Give the records again, changing every "histogram-bar" to "bin-bar" and leaving everything else unchanged.

:: RECORD EXTRACTS

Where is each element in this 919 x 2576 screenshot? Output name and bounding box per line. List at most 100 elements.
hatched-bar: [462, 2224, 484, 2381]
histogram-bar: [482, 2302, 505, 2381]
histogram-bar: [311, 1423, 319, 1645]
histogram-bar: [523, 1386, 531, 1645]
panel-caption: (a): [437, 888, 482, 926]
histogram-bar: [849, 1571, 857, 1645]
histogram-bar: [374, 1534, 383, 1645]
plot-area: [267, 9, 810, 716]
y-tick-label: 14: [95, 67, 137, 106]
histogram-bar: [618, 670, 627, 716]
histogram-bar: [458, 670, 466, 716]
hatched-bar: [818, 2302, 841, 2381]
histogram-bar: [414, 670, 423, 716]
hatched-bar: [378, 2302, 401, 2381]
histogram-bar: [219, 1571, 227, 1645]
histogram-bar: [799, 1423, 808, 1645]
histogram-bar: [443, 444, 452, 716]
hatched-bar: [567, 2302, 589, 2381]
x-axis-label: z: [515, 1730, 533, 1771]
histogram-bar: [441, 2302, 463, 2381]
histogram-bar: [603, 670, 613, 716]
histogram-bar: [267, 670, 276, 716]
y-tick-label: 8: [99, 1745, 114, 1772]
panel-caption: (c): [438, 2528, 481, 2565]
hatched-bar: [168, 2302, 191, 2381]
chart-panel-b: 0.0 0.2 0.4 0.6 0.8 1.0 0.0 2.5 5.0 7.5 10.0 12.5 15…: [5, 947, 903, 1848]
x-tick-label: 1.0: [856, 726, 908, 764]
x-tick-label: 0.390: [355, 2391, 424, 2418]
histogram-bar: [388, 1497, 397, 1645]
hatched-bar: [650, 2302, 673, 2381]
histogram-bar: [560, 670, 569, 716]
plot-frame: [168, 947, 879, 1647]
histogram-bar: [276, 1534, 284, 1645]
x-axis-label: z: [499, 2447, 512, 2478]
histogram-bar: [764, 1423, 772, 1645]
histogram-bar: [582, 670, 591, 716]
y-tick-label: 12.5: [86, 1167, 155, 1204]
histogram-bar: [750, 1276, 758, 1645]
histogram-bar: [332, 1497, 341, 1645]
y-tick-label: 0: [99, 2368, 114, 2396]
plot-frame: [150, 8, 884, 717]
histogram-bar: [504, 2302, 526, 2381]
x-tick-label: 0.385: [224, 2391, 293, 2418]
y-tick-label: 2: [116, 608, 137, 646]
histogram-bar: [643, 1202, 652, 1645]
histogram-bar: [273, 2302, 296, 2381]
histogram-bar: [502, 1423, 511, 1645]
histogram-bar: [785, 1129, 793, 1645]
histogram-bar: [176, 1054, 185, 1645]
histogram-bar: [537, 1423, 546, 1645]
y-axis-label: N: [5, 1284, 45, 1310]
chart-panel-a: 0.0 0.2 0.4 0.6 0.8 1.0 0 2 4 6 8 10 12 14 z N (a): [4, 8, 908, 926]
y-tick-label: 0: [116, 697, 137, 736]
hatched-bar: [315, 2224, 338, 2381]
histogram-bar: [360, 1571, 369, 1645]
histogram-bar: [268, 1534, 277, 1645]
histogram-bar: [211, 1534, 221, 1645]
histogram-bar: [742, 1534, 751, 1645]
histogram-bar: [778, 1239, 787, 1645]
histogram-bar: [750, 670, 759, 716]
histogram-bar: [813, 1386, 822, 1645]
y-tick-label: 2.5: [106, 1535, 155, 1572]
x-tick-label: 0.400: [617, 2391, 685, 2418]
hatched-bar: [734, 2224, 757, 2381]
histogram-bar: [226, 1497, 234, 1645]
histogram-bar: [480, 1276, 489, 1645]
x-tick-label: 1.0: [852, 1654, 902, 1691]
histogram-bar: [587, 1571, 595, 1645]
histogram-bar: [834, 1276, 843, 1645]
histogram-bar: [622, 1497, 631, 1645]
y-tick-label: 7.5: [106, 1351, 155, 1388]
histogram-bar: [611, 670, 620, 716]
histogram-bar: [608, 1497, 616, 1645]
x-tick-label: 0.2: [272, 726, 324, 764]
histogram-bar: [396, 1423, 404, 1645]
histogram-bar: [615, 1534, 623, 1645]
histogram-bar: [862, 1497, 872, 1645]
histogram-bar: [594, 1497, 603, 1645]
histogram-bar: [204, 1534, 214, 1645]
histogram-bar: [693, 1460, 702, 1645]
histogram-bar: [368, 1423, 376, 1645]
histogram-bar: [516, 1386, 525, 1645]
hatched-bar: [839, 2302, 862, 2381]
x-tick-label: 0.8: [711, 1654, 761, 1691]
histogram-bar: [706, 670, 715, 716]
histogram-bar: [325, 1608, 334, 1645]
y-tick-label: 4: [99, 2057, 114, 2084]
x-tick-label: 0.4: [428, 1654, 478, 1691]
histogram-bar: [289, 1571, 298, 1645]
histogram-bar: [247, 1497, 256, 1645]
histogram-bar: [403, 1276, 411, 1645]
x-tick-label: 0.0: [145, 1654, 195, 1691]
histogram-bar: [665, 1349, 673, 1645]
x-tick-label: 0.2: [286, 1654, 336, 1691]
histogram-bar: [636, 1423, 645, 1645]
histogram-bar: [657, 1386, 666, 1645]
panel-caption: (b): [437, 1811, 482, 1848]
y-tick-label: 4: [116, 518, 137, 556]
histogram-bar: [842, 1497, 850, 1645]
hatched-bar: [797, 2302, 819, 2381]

::::

* RESPONSE *
Where is each element in this 919 x 2576 screenshot? Output name and bounding box per line. List at most 100 elements.
hatched-bar: [462, 2224, 484, 2381]
bin-bar: [482, 2302, 505, 2381]
bin-bar: [311, 1423, 319, 1645]
bin-bar: [523, 1386, 531, 1645]
panel-caption: (a): [437, 888, 482, 926]
bin-bar: [849, 1571, 857, 1645]
bin-bar: [374, 1534, 383, 1645]
plot-area: [267, 9, 810, 716]
y-tick-label: 14: [95, 67, 137, 106]
bin-bar: [618, 670, 627, 716]
bin-bar: [458, 670, 466, 716]
hatched-bar: [818, 2302, 841, 2381]
bin-bar: [414, 670, 423, 716]
hatched-bar: [378, 2302, 401, 2381]
bin-bar: [219, 1571, 227, 1645]
bin-bar: [799, 1423, 808, 1645]
bin-bar: [443, 444, 452, 716]
hatched-bar: [567, 2302, 589, 2381]
x-axis-label: z: [515, 1730, 533, 1771]
bin-bar: [441, 2302, 463, 2381]
bin-bar: [603, 670, 613, 716]
bin-bar: [267, 670, 276, 716]
y-tick-label: 8: [99, 1745, 114, 1772]
panel-caption: (c): [438, 2528, 481, 2565]
hatched-bar: [168, 2302, 191, 2381]
chart-panel-b: 0.0 0.2 0.4 0.6 0.8 1.0 0.0 2.5 5.0 7.5 10.0 12.5 15…: [5, 947, 903, 1848]
x-tick-label: 1.0: [856, 726, 908, 764]
x-tick-label: 0.390: [355, 2391, 424, 2418]
bin-bar: [388, 1497, 397, 1645]
hatched-bar: [650, 2302, 673, 2381]
bin-bar: [560, 670, 569, 716]
plot-frame: [168, 947, 879, 1647]
bin-bar: [276, 1534, 284, 1645]
x-axis-label: z: [499, 2447, 512, 2478]
bin-bar: [764, 1423, 772, 1645]
bin-bar: [582, 670, 591, 716]
y-tick-label: 12.5: [86, 1167, 155, 1204]
bin-bar: [750, 1276, 758, 1645]
bin-bar: [332, 1497, 341, 1645]
y-tick-label: 0: [99, 2368, 114, 2396]
plot-frame: [150, 8, 884, 717]
bin-bar: [504, 2302, 526, 2381]
x-tick-label: 0.385: [224, 2391, 293, 2418]
y-tick-label: 2: [116, 608, 137, 646]
bin-bar: [643, 1202, 652, 1645]
bin-bar: [273, 2302, 296, 2381]
bin-bar: [502, 1423, 511, 1645]
bin-bar: [785, 1129, 793, 1645]
bin-bar: [176, 1054, 185, 1645]
bin-bar: [537, 1423, 546, 1645]
y-axis-label: N: [5, 1284, 45, 1310]
chart-panel-a: 0.0 0.2 0.4 0.6 0.8 1.0 0 2 4 6 8 10 12 14 z N (a): [4, 8, 908, 926]
y-tick-label: 0: [116, 697, 137, 736]
hatched-bar: [315, 2224, 338, 2381]
bin-bar: [360, 1571, 369, 1645]
bin-bar: [268, 1534, 277, 1645]
bin-bar: [211, 1534, 221, 1645]
bin-bar: [742, 1534, 751, 1645]
bin-bar: [778, 1239, 787, 1645]
bin-bar: [750, 670, 759, 716]
bin-bar: [813, 1386, 822, 1645]
y-tick-label: 2.5: [106, 1535, 155, 1572]
x-tick-label: 0.400: [617, 2391, 685, 2418]
hatched-bar: [734, 2224, 757, 2381]
bin-bar: [226, 1497, 234, 1645]
bin-bar: [480, 1276, 489, 1645]
x-tick-label: 1.0: [852, 1654, 902, 1691]
bin-bar: [587, 1571, 595, 1645]
bin-bar: [834, 1276, 843, 1645]
bin-bar: [622, 1497, 631, 1645]
y-tick-label: 7.5: [106, 1351, 155, 1388]
bin-bar: [611, 670, 620, 716]
bin-bar: [608, 1497, 616, 1645]
x-tick-label: 0.2: [272, 726, 324, 764]
bin-bar: [396, 1423, 404, 1645]
bin-bar: [615, 1534, 623, 1645]
bin-bar: [862, 1497, 872, 1645]
bin-bar: [594, 1497, 603, 1645]
bin-bar: [204, 1534, 214, 1645]
bin-bar: [693, 1460, 702, 1645]
bin-bar: [368, 1423, 376, 1645]
bin-bar: [516, 1386, 525, 1645]
hatched-bar: [839, 2302, 862, 2381]
x-tick-label: 0.8: [711, 1654, 761, 1691]
bin-bar: [706, 670, 715, 716]
bin-bar: [325, 1608, 334, 1645]
y-tick-label: 4: [99, 2057, 114, 2084]
x-tick-label: 0.4: [428, 1654, 478, 1691]
bin-bar: [289, 1571, 298, 1645]
bin-bar: [247, 1497, 256, 1645]
bin-bar: [403, 1276, 411, 1645]
x-tick-label: 0.0: [145, 1654, 195, 1691]
bin-bar: [665, 1349, 673, 1645]
x-tick-label: 0.2: [286, 1654, 336, 1691]
bin-bar: [636, 1423, 645, 1645]
bin-bar: [657, 1386, 666, 1645]
panel-caption: (b): [437, 1811, 482, 1848]
y-tick-label: 4: [116, 518, 137, 556]
bin-bar: [842, 1497, 850, 1645]
hatched-bar: [797, 2302, 819, 2381]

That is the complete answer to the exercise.